Data excerpts
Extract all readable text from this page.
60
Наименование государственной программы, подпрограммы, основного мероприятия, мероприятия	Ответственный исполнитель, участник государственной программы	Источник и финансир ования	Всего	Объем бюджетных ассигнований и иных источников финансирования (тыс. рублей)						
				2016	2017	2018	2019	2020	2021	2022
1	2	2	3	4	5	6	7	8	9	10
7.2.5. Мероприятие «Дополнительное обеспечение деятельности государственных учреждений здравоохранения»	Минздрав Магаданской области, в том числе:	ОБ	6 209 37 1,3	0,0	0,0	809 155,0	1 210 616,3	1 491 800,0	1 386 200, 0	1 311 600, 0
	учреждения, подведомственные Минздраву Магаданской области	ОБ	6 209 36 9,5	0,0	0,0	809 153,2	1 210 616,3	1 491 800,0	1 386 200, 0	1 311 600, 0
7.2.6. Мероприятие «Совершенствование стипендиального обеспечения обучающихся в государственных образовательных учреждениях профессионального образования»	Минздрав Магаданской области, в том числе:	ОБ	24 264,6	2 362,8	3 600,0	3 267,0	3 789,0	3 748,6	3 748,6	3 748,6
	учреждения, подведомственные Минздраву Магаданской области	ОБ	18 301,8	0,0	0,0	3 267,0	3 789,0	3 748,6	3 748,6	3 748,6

REQUIREMENTS
Restate the records, all of them, precisely as written.

REPLY TO THE TASK
Extract all readable text from this page.
60
Наименование государственной программы, подпрограммы, основного мероприятия, мероприятия	Ответственный исполнитель, участник государственной программы	Источник и финансир ования	Всего	Объем бюджетных ассигнований и иных источников финансирования (тыс. рублей)						
				2016	2017	2018	2019	2020	2021	2022
1	2	2	3	4	5	6	7	8	9	10
7.2.5. Мероприятие «Дополнительное обеспечение деятельности государственных учреждений здравоохранения»	Минздрав Магаданской области, в том числе:	ОБ	6 209 37 1,3	0,0	0,0	809 155,0	1 210 616,3	1 491 800,0	1 386 200, 0	1 311 600, 0
	учреждения, подведомственные Минздраву Магаданской области	ОБ	6 209 36 9,5	0,0	0,0	809 153,2	1 210 616,3	1 491 800,0	1 386 200, 0	1 311 600, 0
7.2.6. Мероприятие «Совершенствование стипендиального обеспечения обучающихся в государственных образовательных учреждениях профессионального образования»	Минздрав Магаданской области, в том числе:	ОБ	24 264,6	2 362,8	3 600,0	3 267,0	3 789,0	3 748,6	3 748,6	3 748,6
	учреждения, подведомственные Минздраву Магаданской области	ОБ	18 301,8	0,0	0,0	3 267,0	3 789,0	3 748,6	3 748,6	3 748,6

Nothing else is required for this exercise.